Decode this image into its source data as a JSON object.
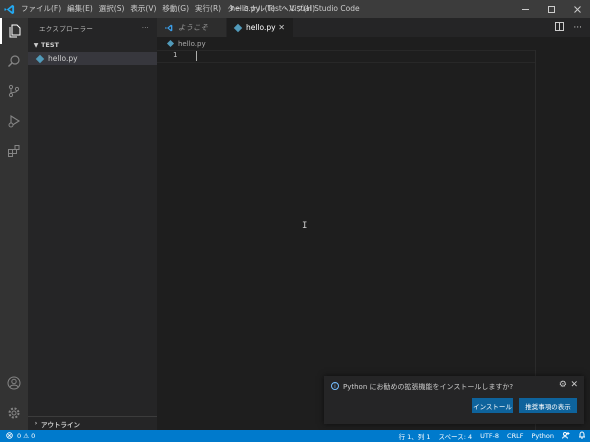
{
  "window": {
    "title": "hello.py - test - Visual Studio Code"
  },
  "menu": [
    "ファイル(F)",
    "編集(E)",
    "選択(S)",
    "表示(V)",
    "移動(G)",
    "実行(R)",
    "ターミナル(T)",
    "ヘルプ(H)"
  ],
  "sidebar": {
    "title": "エクスプローラー",
    "more": "···",
    "folder": "TEST",
    "files": [
      "hello.py"
    ],
    "outline": "アウトライン"
  },
  "tabs": [
    {
      "label": "ようこそ",
      "active": false
    },
    {
      "label": "hello.py",
      "active": true,
      "close": "✕"
    }
  ],
  "breadcrumb": "hello.py",
  "editor": {
    "line_numbers": [
      "1"
    ]
  },
  "notification": {
    "message": "Python にお勧めの拡張機能をインストールしますか?",
    "install_label": "インストール",
    "recommend_label": "推奨事項の表示"
  },
  "status": {
    "problems": "0 ⚠ 0",
    "position": "行 1、列 1",
    "spaces": "スペース: 4",
    "encoding": "UTF-8",
    "eol": "CRLF",
    "language": "Python"
  },
  "colors": {
    "accent": "#007acc",
    "button": "#0e639c",
    "python": "#519aba"
  }
}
---*---
__Exercise__. Wherever the word "hello" occurs in a line of the listing, copy that line.

__Written response__.
    "title": "hello.py - test - Visual Studio Code"
      "hello.py"
      "label": "hello.py",
  "breadcrumb": "hello.py",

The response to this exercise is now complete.